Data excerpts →
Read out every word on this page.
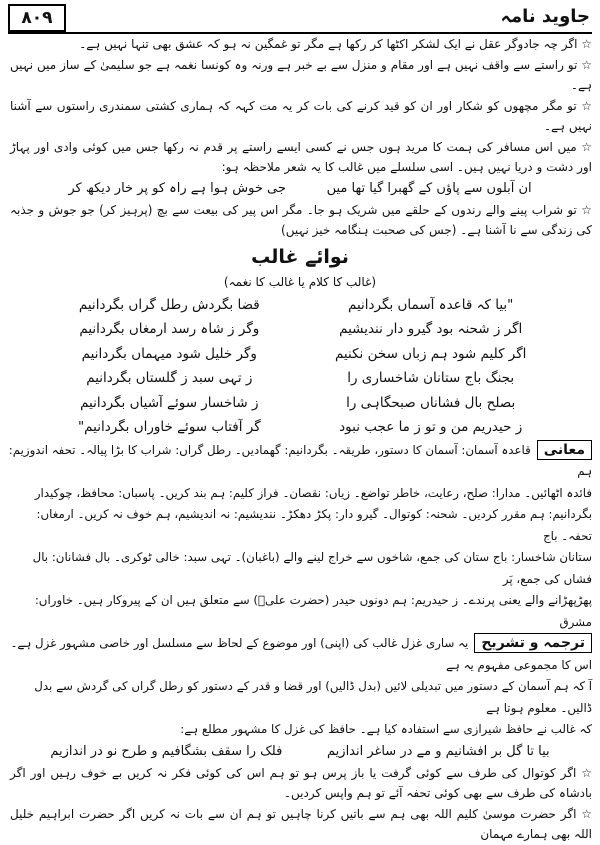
جاوید نامہ
۸۰۹

☆ اگر چہ جادوگر عقل نے ایک لشکر اکٹھا کر رکھا ہے مگر تو غمگین نہ ہو کہ عشق بھی تنہا نہیں ہے۔

☆ تو راستے سے واقف نہیں ہے اور مقام و منزل سے بے خبر ہے ورنہ وہ کونسا نغمہ ہے جو سلیمیٰ کے ساز میں نہیں ہے۔

☆ تو مگر مچھوں کو شکار اور ان کو قید کرنے کی بات کر یہ مت کہہ کہ ہماری کشتی سمندری راستوں سے آشنا نہیں ہے۔

☆ میں اس مسافر کی ہمت کا مرید ہوں جس نے کسی ایسے راستے پر قدم نہ رکھا جس میں کوئی وادی اور پہاڑ اور دشت و دریا نہیں ہیں۔ اسی سلسلے میں غالب کا یہ شعر ملاحظہ ہو:

ان آبلوں سے پاؤں کے گھبرا گیا تھا میں
جی خوش ہوا ہے راہ کو پر خار دیکھ کر

☆ تو شراب پینے والے رندوں کے حلقے میں شریک ہو جا۔ مگر اس پیر کی بیعت سے بچ (پرہیز کر) جو جوش و جذبہ کی زندگی سے نا آشنا ہے۔ (جس کی صحبت ہنگامہ خیز نہیں)

نوائے غالب
(غالب کا کلام یا غالب کا نغمہ)
"بیا کہ قاعدہ آسماں بگردانیم
قضا بگردش رطل گراں بگردانیم
اگر ز شحنہ بود گیرو دار نندیشیم
وگر ز شاہ رسد ارمغاں بگردانیم
اگر کلیم شود ہم زباں سخن نکنیم
وگر خلیل شود میہماں بگردانیم
بجنگ باج ستانان شاخساری را
ز تہی سبد ز گلستاں بگردانیم
بصلح بال فشاناں صبحگاہی را
ز شاخسار سوئے آشیاں بگردانیم
ز حیدریم من و تو ز ما عجب نبود
گر آفتاب سوئے خاوراں بگردانیم"

معانیقاعدہ آسمان: آسمان کا دستور، طریقہ۔ بگردانیم: گھمادیں۔ رطل گراں: شراب کا بڑا پیالہ۔ تحفہ اندوزیم: ہم

فائدہ اٹھائیں۔ مدارا: صلح، رعایت، خاطر تواضع۔ زیاں: نقصان۔ فراز کلیم: ہم بند کریں۔ پاسباں: محافظ، چوکیدار

بگردانیم: ہم مقرر کردیں۔ شحنہ: کوتوال۔ گیرو دار: پکڑ دھکڑ۔ نندیشیم: نہ اندیشیم، ہم خوف نہ کریں۔ ارمغاں: تحفہ۔ باج

ستانان شاخسار: باج ستان کی جمع، شاخوں سے خراج لینے والے (باغبان)۔ تہی سبد: خالی ٹوکری۔ بال فشانان: بال فشاں کی جمع، پَر

پھڑپھڑانے والے یعنی پرندے۔ ز حیدریم: ہم دونوں حیدر (حضرت علیؓ) سے متعلق ہیں ان کے پیروکار ہیں۔ خاوراں: مشرق

ترجمہ و تشریحیہ ساری غزل غالب کی (اپنی) اور موضوع کے لحاظ سے مسلسل اور خاصی مشہور غزل ہے۔ اس کا مجموعی مفہوم یہ ہے

آ کہ ہم آسمان کے دستور میں تبدیلی لائیں (بدل ڈالیں) اور قضا و قدر کے دستور کو رطل گراں کی گردش سے بدل ڈالیں۔ معلوم ہوتا ہے

کہ غالب نے حافظ شیرازی سے استفادہ کیا ہے۔ حافظ کی غزل کا مشہور مطلع ہے:

بیا تا گل بر افشانیم و مے در ساغر اندازیم
فلک را سقف بشگافیم و طرح نو در اندازیم

☆ اگر کوتوال کی طرف سے کوئی گرفت یا باز پرس ہو تو ہم اس کی کوئی فکر نہ کریں بے خوف رہیں اور اگر بادشاہ کی طرف سے بھی کوئی تحفہ آئے تو ہم واپس کردیں۔

☆ اگر حضرت موسیٰ کلیم اللہ بھی ہم سے باتیں کرنا چاہیں تو ہم ان سے بات نہ کریں اگر حضرت ابراہیم خلیل اللہ بھی ہمارے مہمان
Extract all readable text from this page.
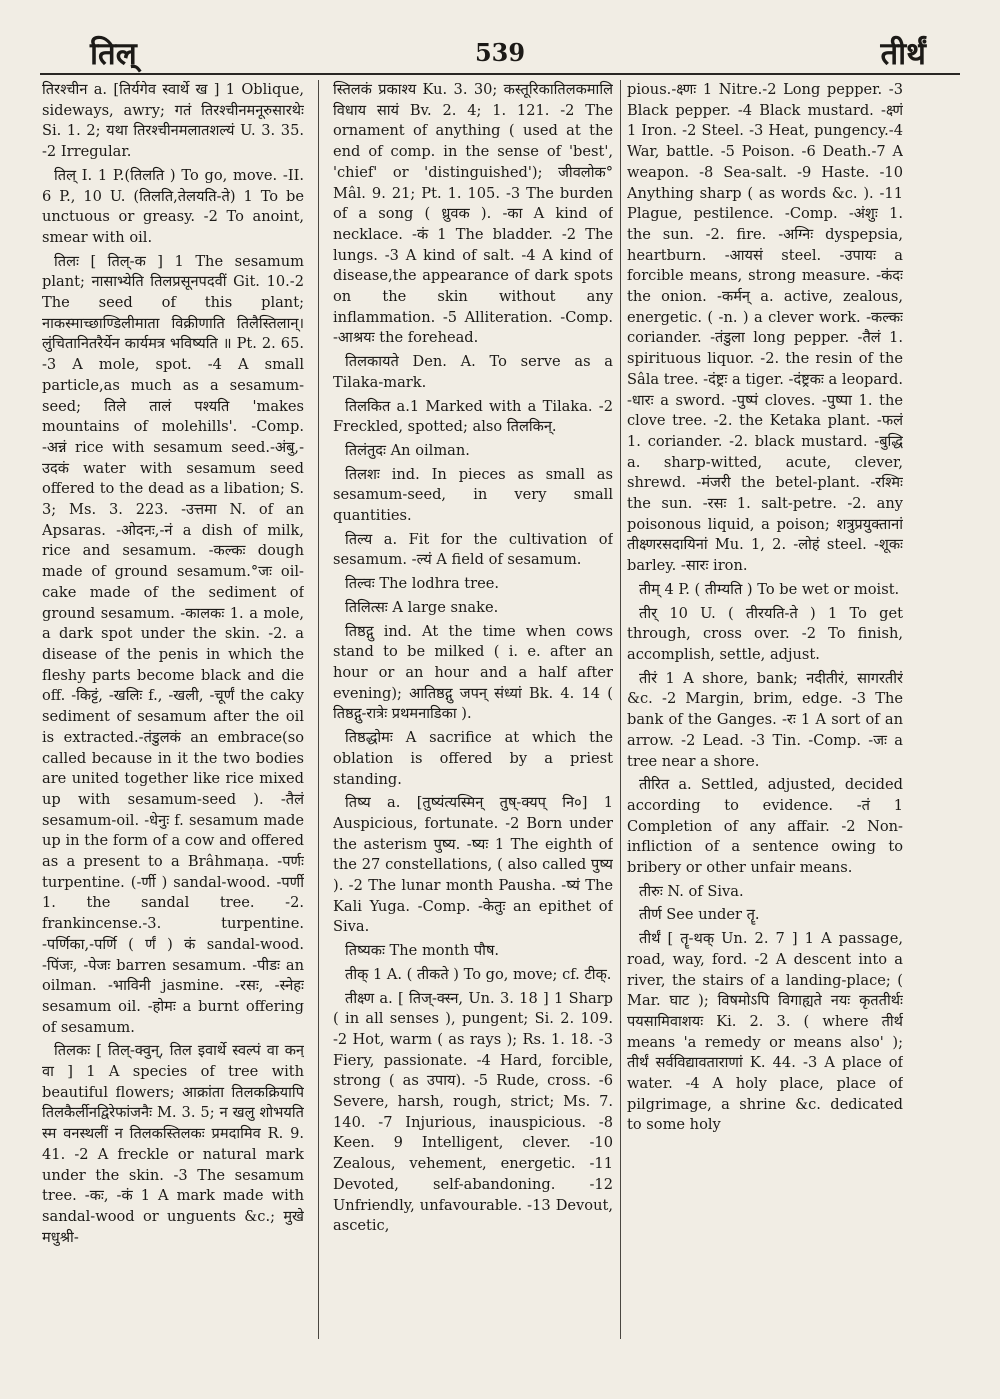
तिल्	539	तीर्थं

तिरश्चीन a. [तिर्यगेव स्वार्थे ख ] 1 Oblique, sideways, awry; गतं तिरश्चीनमनूरुसारथेः Si. 1. 2; यथा तिरश्चीनमलातशल्यं U. 3. 35. -2 Irregular.

तिल् I. 1 P.(तिलति ) To go, move. -II. 6 P., 10 U. (तिलति,तेलयति-ते) 1 To be unctuous or greasy. -2 To anoint, smear with oil.

तिलः [ तिल्-क ] 1 The sesamum plant; नासाभ्येति तिलप्रसूनपदवीं Git. 10.-2 The seed of this plant; नाकस्माच्छाण्डिलीमाता विक्रीणाति तिलैस्तिलान्। लुंचितानितरैर्येन कार्यमत्र भविष्यति ॥ Pt. 2. 65. -3 A mole, spot. -4 A small particle,as much as a sesamum-seed; तिले तालं पश्यति 'makes mountains of molehills'. -Comp. -अन्नं rice with sesamum seed.-अंबु,-उदकं water with sesamum seed offered to the dead as a libation; S. 3; Ms. 3. 223. -उत्तमा N. of an Apsaras. -ओदनः,-नं a dish of milk, rice and sesamum. -कल्कः dough made of ground sesamum.°जः oil-cake made of the sediment of ground sesamum. -कालकः 1. a mole, a dark spot under the skin. -2. a disease of the penis in which the fleshy parts become black and die off. -किट्टं, -खलिः f., -खली, -चूर्णं the caky sediment of sesamum after the oil is extracted.-तंडुलकं an embrace(so called because in it the two bodies are united together like rice mixed up with sesamum-seed ). -तैलं sesamum-oil. -धेनुः f. sesamum made up in the form of a cow and offered as a present to a Brâhmaṇa. -पर्णः turpentine. (-र्णी ) sandal-wood. -पर्णी 1. the sandal tree. -2. frankincense.-3. turpentine. -पर्णिका,-पर्णि ( र्णं ) कं sandal-wood. -पिंजः, -पेजः barren sesamum. -पीडः an oilman. -भाविनी jasmine. -रसः, -स्नेहः sesamum oil. -होमः a burnt offering of sesamum.

तिलकः [ तिल्-क्वुन्, तिल इवार्थे स्वल्पं वा कन् वा ] 1 A species of tree with beautiful flowers; आक्रांता तिलकक्रियापि तिलकैर्लीनद्विरेफांजनैः M. 3. 5; न खलु शोभयति स्म वनस्थलीं न तिलकस्तिलकः प्रमदामिव R. 9. 41. -2 A freckle or natural mark under the skin. -3 The sesamum tree. -कः, -कं 1 A mark made with sandal-wood or unguents &c.; मुखे मधुश्री-

स्तिलकं प्रकाश्य Ku. 3. 30; कस्तूरिकातिलकमालि विधाय सायं Bv. 2. 4; 1. 121. -2 The ornament of anything ( used at the end of comp. in the sense of 'best', 'chief' or 'distinguished'); जीवलोक° Mâl. 9. 21; Pt. 1. 105. -3 The burden of a song ( ध्रुवक ). -का A kind of necklace. -कं 1 The bladder. -2 The lungs. -3 A kind of salt. -4 A kind of disease,the appearance of dark spots on the skin without any inflammation. -5 Alliteration. -Comp. -आश्रयः the forehead.

तिलकायते Den. A. To serve as a Tilaka-mark.

तिलकित a.1 Marked with a Tilaka. -2 Freckled, spotted; also तिलकिन्.

तिलंतुदः An oilman.

तिलशः ind. In pieces as small as sesamum-seed, in very small quantities.

तिल्य a. Fit for the cultivation of sesamum. -ल्यं A field of sesamum.

तिल्वः The lodhra tree.

तिलित्सः A large snake.

तिष्ठद्गु ind. At the time when cows stand to be milked ( i. e. after an hour or an hour and a half after evening); आतिष्ठद्गु जपन् संध्यां Bk. 4. 14 ( तिष्ठद्गु-रात्रेः प्रथमनाडिका ).

तिष्ठद्धोमः A sacrifice at which the oblation is offered by a priest standing.

तिष्य a. [तुष्यंत्यस्मिन् तुष्-क्यप् नि०] 1 Auspicious, fortunate. -2 Born under the asterism पुष्य. -ष्यः 1 The eighth of the 27 constellations, ( also called पुष्य ). -2 The lunar month Pausha. -ष्यं The Kali Yuga. -Comp. -केतुः an epithet of Siva.

तिष्यकः The month पौष.

तीक् 1 A. ( तीकते ) To go, move; cf. टीक्.

तीक्ष्ण a. [ तिज्-क्स्न, Un. 3. 18 ] 1 Sharp ( in all senses ), pungent; Si. 2. 109. -2 Hot, warm ( as rays ); Rs. 1. 18. -3 Fiery, passionate. -4 Hard, forcible, strong ( as उपाय). -5 Rude, cross. -6 Severe, harsh, rough, strict; Ms. 7. 140. -7 Injurious, inauspicious. -8 Keen. 9 Intelligent, clever. -10 Zealous, vehement, energetic. -11 Devoted, self-abandoning. -12 Unfriendly, unfavourable. -13 Devout, ascetic,

pious.-क्ष्णः 1 Nitre.-2 Long pepper. -3 Black pepper. -4 Black mustard. -क्ष्णं 1 Iron. -2 Steel. -3 Heat, pungency.-4 War, battle. -5 Poison. -6 Death.-7 A weapon. -8 Sea-salt. -9 Haste. -10 Anything sharp ( as words &c. ). -11 Plague, pestilence. -Comp. -अंशुः 1. the sun. -2. fire. -अग्निः dyspepsia, heartburn. -आयसं steel. -उपायः a forcible means, strong measure. -कंदः the onion. -कर्मन् a. active, zealous, energetic. ( -n. ) a clever work. -कल्कः coriander. -तंडुला long pepper. -तैलं 1. spirituous liquor. -2. the resin of the Sâla tree. -दंष्ट्रः a tiger. -दंष्ट्रकः a leopard. -धारः a sword. -पुष्पं cloves. -पुष्पा 1. the clove tree. -2. the Ketaka plant. -फलं 1. coriander. -2. black mustard. -बुद्धि a. sharp-witted, acute, clever, shrewd. -मंजरी the betel-plant. -रश्मिः the sun. -रसः 1. salt-petre. -2. any poisonous liquid, a poison; शत्रुप्रयुक्तानां तीक्ष्णरसदायिनां Mu. 1, 2. -लोहं steel. -शूकः barley. -सारः iron.

तीम् 4 P. ( तीम्यति ) To be wet or moist.

तीर् 10 U. ( तीरयति-ते ) 1 To get through, cross over. -2 To finish, accomplish, settle, adjust.

तीरं 1 A shore, bank; नदीतीरं, सागरतीरं &c. -2 Margin, brim, edge. -3 The bank of the Ganges. -रः 1 A sort of an arrow. -2 Lead. -3 Tin. -Comp. -जः a tree near a shore.

तीरित a. Settled, adjusted, decided according to evidence. -तं 1 Completion of any affair. -2 Non-infliction of a sentence owing to bribery or other unfair means.

तीरुः N. of Siva.

तीर्ण See under तॄ.

तीर्थं [ तॄ-थक् Un. 2. 7 ] 1 A passage, road, way, ford. -2 A descent into a river, the stairs of a landing-place; ( Mar. घाट ); विषमोऽपि विगाह्यते नयः कृततीर्थः पयसामिवाशयः Ki. 2. 3. ( where तीर्थ means 'a remedy or means also' ); तीर्थं सर्वविद्यावताराणां K. 44. -3 A place of water. -4 A holy place, place of pilgrimage, a shrine &c. dedicated to some holy
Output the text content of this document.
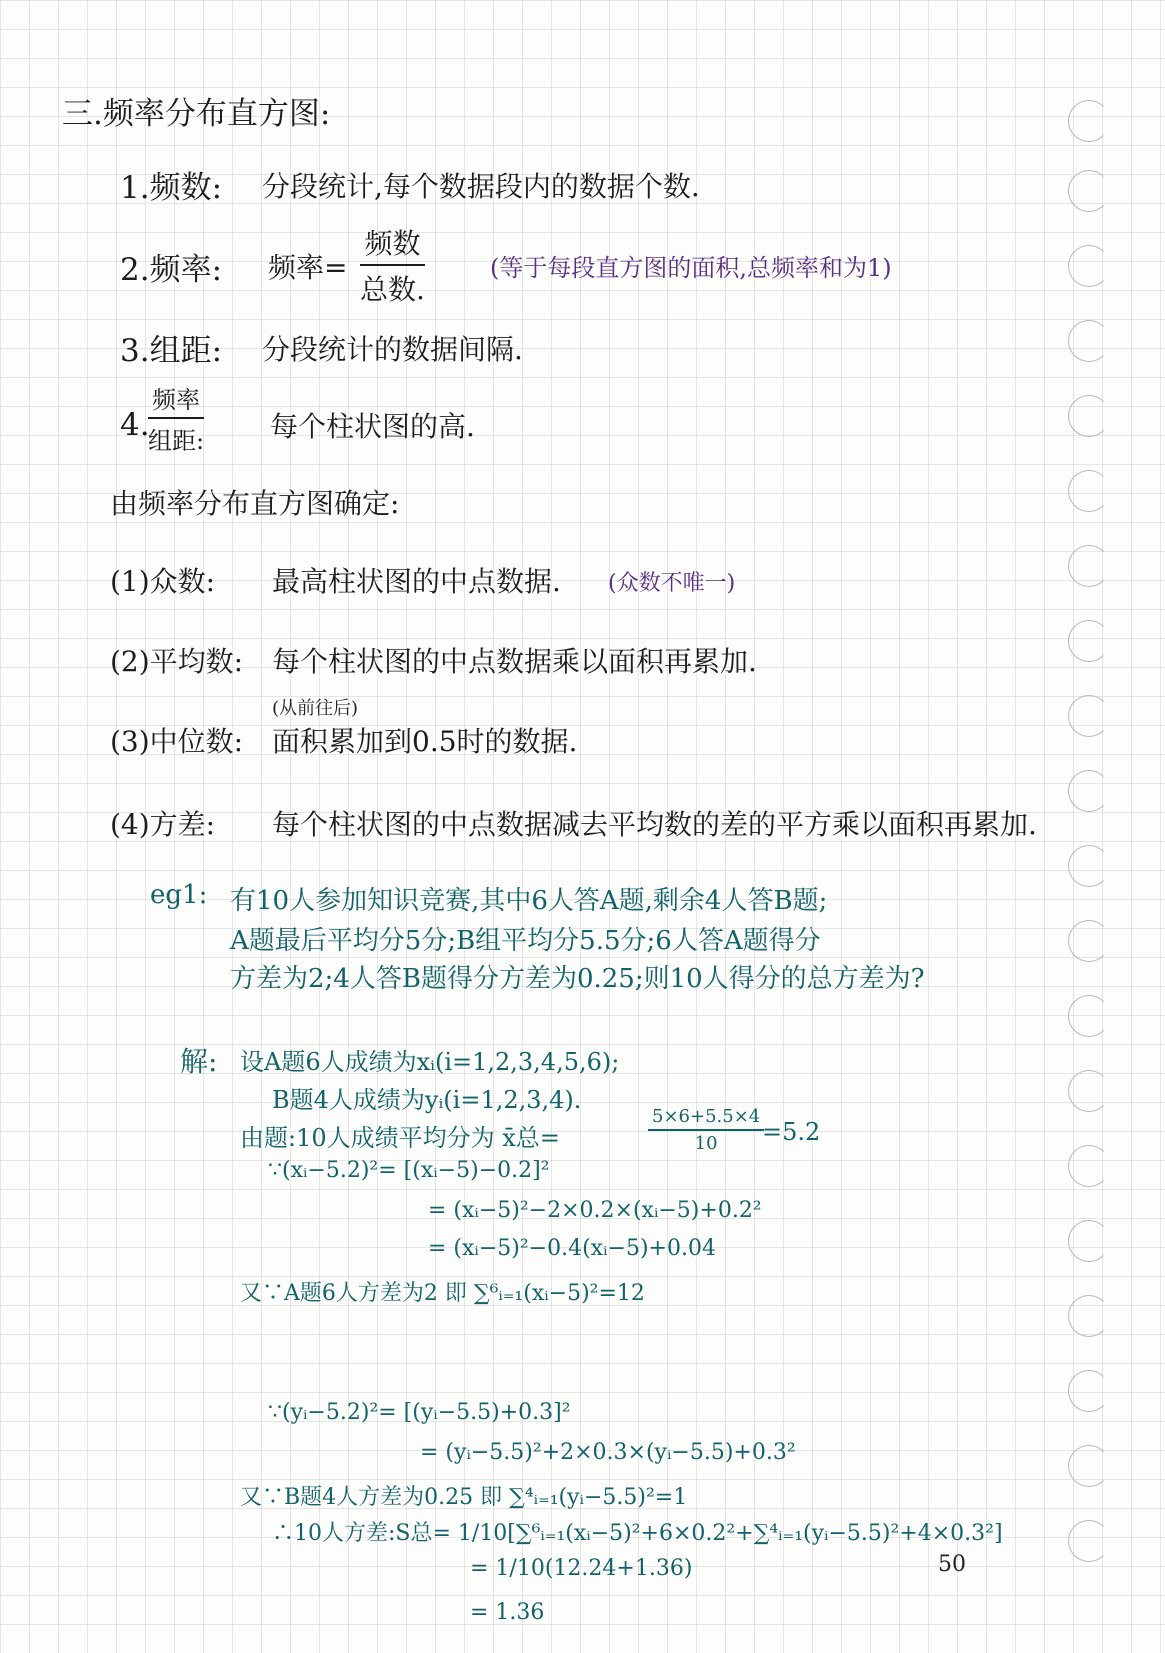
三.频率分布直方图:
1.频数: 分段统计,每个数据段内的数据个数.
2.频率: 频率=
频数
总数.
(等于每段直方图的面积,总频率和为1)
3.组距: 分段统计的数据间隔.
4.
频率
组距: 每个柱状图的高.
由频率分布直方图确定:
(1)众数: 最高柱状图的中点数据. (众数不唯一)
(2)平均数: 每个柱状图的中点数据乘以面积再累加.
(从前往后)
(3)中位数: 面积累加到0.5时的数据.
(4)方差: 每个柱状图的中点数据减去平均数的差的平方乘以面积再累加.
eg1: 有10人参加知识竞赛,其中6人答A题,剩余4人答B题;
A题最后平均分5分;B组平均分5.5分;6人答A题得分
方差为2;4人答B题得分方差为0.25;则10人得分的总方差为?
解: 设A题6人成绩为xᵢ(i=1,2,3,4,5,6);
B题4人成绩为yᵢ(i=1,2,3,4).
由题:10人成绩平均分为 x̄总=	$\frac{5\times 6+5.5\times 4}{10}$
=5.2
∵(xᵢ−5.2)²= [(xᵢ−5)−0.2]²
= (xᵢ−5)²−2×0.2×(xᵢ−5)+0.2²
= (xᵢ−5)²−0.4(xᵢ−5)+0.04
又∵A题6人方差为2 即 ∑⁶ᵢ₌₁(xᵢ−5)²=12
∵(yᵢ−5.2)²= [(yᵢ−5.5)+0.3]²
= (yᵢ−5.5)²+2×0.3×(yᵢ−5.5)+0.3²
又∵B题4人方差为0.25 即 ∑⁴ᵢ₌₁(yᵢ−5.5)²=1
∴10人方差:S总= 1/10[∑⁶ᵢ₌₁(xᵢ−5)²+6×0.2²+∑⁴ᵢ₌₁(yᵢ−5.5)²+4×0.3²]
= 1/10(12.24+1.36)
= 1.36
50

Problem details →
Within the entries above, report how many lines include "کوتوال", and keep the answer to the number.

Full output →
2